▶ **What to do**
In the entries below, count each line holding the word "JSON". Answer with the total alone.
── Records for this exercise ──
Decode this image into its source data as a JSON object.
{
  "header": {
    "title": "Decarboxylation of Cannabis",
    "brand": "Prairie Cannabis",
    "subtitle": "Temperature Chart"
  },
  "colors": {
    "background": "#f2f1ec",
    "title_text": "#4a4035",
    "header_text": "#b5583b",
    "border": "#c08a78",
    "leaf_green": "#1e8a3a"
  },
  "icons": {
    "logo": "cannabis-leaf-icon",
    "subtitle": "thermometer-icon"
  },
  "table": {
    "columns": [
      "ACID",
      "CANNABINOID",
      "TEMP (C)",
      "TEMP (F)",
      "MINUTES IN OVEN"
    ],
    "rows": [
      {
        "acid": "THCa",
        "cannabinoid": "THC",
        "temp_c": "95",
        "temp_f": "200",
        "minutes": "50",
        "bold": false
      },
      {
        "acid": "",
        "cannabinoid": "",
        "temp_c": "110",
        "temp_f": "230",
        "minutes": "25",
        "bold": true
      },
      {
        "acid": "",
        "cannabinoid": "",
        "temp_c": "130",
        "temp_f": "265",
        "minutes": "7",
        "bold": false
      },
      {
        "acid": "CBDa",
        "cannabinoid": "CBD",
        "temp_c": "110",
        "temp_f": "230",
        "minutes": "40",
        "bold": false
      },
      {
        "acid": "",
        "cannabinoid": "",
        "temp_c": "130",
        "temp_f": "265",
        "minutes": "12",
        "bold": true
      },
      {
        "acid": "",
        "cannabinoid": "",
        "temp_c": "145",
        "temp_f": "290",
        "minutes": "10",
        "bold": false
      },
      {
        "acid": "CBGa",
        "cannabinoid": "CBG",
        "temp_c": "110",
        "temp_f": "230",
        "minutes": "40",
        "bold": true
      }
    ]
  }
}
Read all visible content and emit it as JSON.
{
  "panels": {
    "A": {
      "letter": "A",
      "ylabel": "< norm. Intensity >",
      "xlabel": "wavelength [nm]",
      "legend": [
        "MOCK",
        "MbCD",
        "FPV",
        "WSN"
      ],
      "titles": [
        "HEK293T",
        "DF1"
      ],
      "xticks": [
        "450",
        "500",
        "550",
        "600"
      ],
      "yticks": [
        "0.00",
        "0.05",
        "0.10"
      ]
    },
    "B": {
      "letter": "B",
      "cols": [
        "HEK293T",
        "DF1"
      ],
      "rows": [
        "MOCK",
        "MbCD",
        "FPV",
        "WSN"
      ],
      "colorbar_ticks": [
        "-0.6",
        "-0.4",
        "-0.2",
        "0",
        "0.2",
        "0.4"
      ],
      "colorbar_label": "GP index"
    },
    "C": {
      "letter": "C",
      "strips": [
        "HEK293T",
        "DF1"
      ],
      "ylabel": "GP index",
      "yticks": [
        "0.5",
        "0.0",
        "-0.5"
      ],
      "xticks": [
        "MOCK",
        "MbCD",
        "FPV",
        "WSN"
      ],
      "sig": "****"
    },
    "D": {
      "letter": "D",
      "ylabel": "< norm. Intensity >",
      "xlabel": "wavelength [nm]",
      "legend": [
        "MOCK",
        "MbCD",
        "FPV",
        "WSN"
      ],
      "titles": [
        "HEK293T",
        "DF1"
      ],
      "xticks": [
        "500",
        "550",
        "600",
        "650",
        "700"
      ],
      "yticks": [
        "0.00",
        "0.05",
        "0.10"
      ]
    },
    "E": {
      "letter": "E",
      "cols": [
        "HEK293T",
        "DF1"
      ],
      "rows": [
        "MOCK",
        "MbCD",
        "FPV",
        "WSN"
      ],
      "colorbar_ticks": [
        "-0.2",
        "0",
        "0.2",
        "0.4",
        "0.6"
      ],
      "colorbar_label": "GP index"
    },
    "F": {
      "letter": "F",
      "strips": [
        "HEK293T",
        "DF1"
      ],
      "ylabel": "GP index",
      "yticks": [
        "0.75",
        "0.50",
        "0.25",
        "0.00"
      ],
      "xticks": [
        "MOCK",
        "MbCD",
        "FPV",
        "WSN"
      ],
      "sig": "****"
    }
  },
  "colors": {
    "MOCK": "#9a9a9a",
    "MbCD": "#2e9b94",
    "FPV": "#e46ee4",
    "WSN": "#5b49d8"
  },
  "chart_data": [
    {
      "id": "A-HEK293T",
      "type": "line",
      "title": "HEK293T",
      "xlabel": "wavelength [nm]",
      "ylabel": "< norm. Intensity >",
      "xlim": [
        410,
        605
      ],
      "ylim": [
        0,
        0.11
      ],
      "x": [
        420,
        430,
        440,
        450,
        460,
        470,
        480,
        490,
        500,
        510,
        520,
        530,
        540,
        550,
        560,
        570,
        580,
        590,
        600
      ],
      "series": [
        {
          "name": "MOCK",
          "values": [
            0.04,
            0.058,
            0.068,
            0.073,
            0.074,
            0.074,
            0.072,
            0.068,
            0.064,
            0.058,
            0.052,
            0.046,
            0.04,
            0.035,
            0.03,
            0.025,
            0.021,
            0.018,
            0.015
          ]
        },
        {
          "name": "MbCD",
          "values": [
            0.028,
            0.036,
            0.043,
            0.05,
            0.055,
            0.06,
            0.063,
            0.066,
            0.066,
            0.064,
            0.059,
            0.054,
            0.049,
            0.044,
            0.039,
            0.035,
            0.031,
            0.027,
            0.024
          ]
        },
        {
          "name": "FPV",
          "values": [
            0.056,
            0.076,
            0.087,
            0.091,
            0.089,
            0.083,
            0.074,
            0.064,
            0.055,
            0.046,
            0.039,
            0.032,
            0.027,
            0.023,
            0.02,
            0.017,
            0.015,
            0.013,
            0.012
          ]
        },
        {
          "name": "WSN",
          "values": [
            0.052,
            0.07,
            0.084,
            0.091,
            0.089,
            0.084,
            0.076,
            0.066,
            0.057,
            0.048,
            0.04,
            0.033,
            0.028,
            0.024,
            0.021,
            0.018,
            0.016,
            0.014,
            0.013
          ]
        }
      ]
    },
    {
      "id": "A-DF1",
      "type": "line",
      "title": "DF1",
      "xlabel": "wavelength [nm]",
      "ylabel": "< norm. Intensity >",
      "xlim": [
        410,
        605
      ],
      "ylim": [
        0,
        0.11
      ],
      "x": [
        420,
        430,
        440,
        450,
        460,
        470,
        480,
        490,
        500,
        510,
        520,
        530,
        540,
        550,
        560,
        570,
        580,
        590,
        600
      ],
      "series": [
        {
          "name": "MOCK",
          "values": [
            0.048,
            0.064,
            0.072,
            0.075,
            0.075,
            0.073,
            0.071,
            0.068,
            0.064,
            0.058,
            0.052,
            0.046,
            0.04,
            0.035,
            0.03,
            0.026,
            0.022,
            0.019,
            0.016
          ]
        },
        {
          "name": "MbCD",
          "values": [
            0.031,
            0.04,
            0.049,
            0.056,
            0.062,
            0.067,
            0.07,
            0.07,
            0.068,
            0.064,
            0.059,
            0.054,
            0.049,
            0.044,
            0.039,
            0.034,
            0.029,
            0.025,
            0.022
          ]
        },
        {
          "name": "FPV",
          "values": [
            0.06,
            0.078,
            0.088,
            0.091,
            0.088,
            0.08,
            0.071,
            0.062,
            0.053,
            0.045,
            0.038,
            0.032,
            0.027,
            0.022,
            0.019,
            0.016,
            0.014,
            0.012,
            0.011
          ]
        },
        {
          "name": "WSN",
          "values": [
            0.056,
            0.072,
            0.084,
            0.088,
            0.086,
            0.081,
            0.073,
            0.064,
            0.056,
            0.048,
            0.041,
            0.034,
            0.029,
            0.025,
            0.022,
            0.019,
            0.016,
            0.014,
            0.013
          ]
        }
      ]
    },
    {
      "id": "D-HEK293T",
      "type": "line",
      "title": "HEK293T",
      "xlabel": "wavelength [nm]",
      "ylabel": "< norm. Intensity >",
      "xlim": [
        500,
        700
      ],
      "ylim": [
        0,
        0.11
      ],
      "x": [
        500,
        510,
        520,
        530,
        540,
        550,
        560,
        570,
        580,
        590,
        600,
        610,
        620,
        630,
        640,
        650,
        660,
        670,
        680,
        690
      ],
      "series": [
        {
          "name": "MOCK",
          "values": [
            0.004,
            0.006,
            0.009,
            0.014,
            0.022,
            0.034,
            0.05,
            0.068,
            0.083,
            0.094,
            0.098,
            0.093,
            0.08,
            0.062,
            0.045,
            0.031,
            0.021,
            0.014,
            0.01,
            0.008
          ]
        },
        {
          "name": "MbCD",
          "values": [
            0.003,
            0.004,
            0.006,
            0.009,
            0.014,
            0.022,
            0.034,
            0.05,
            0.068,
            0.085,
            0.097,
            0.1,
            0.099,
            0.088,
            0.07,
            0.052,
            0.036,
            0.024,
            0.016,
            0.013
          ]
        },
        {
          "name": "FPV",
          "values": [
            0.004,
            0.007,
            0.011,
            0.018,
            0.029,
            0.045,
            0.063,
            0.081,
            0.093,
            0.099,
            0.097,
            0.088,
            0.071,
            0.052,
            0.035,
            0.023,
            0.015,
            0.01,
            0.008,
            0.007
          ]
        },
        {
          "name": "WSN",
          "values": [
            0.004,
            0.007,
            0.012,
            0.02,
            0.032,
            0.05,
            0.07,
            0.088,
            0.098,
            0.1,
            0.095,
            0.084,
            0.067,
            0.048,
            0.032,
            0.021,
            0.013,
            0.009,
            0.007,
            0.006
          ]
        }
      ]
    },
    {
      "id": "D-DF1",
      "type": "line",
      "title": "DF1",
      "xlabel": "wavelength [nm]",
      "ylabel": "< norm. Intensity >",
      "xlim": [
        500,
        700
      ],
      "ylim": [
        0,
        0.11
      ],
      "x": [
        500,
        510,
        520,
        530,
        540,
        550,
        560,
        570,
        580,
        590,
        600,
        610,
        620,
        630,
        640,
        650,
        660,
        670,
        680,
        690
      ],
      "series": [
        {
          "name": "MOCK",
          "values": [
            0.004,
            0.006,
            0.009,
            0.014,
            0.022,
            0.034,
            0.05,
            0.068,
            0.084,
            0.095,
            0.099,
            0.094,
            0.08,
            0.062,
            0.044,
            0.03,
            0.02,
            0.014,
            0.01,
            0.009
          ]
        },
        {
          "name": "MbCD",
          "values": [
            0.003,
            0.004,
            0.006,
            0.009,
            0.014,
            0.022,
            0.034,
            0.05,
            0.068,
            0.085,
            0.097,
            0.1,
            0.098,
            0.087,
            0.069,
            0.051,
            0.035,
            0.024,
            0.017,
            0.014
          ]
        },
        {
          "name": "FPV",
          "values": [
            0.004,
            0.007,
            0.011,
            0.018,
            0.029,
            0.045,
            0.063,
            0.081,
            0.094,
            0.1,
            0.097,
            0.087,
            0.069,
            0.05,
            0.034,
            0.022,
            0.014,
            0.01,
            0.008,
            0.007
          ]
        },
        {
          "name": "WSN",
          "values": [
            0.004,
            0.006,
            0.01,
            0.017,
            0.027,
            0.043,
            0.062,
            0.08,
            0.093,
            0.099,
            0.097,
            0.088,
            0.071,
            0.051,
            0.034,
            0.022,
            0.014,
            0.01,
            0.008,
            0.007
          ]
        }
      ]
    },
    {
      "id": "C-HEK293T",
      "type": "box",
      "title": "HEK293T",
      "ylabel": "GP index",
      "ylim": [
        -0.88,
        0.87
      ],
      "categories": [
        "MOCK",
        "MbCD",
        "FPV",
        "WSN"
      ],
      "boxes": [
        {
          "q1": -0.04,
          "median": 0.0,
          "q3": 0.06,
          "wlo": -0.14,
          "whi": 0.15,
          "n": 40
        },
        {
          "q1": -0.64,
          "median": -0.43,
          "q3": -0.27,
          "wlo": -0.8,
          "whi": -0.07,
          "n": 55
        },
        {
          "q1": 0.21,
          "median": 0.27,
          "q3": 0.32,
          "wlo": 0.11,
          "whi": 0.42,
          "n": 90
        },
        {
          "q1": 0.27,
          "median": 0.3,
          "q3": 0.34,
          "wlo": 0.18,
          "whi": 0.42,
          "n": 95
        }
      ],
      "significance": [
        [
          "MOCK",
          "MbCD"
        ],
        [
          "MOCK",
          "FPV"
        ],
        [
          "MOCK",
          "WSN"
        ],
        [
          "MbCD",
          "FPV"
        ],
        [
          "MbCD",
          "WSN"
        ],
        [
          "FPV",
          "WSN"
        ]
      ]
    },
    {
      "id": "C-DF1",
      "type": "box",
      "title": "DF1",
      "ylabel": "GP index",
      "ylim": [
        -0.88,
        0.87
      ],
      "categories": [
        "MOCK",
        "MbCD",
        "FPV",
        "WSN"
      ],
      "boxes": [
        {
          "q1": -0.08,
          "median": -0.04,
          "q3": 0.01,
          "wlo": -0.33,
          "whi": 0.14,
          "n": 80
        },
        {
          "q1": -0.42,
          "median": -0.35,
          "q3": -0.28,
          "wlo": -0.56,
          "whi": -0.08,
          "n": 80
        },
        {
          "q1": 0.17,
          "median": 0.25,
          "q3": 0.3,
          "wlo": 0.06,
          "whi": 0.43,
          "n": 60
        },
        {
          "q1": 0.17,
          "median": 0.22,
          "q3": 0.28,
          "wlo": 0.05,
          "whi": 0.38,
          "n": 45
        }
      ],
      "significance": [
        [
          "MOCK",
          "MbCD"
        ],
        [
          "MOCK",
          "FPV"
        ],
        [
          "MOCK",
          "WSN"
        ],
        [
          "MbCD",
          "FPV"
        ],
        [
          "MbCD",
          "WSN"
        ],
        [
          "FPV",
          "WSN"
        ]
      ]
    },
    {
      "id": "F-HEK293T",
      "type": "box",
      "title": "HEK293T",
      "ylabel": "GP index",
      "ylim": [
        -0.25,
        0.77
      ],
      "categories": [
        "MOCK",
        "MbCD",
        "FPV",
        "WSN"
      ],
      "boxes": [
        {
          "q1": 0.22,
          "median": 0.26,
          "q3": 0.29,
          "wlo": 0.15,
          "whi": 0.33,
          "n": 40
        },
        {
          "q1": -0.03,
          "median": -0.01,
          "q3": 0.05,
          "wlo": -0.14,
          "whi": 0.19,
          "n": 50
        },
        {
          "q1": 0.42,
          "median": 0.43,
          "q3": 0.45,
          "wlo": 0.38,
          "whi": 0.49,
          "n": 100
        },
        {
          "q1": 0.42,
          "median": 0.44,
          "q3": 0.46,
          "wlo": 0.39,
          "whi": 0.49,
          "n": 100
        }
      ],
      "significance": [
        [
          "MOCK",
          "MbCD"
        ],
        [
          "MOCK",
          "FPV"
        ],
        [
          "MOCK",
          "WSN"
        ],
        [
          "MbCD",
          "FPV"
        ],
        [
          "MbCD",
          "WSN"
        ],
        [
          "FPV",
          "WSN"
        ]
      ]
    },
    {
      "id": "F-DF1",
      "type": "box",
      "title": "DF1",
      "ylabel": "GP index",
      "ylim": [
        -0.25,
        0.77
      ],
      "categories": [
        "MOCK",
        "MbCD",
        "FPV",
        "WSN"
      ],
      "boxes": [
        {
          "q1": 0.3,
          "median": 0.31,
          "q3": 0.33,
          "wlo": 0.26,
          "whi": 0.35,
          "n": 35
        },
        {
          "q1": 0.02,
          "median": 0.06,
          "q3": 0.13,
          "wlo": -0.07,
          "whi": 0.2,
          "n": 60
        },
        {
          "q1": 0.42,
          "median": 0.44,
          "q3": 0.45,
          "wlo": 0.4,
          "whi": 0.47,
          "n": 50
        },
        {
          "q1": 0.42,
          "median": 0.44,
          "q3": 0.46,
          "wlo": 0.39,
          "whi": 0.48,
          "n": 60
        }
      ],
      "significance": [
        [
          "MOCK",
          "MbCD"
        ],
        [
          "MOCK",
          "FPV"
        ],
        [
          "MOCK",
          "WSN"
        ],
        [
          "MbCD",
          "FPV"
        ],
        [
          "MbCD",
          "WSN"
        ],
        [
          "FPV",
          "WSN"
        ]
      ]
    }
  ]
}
───
▶ **Solution**
2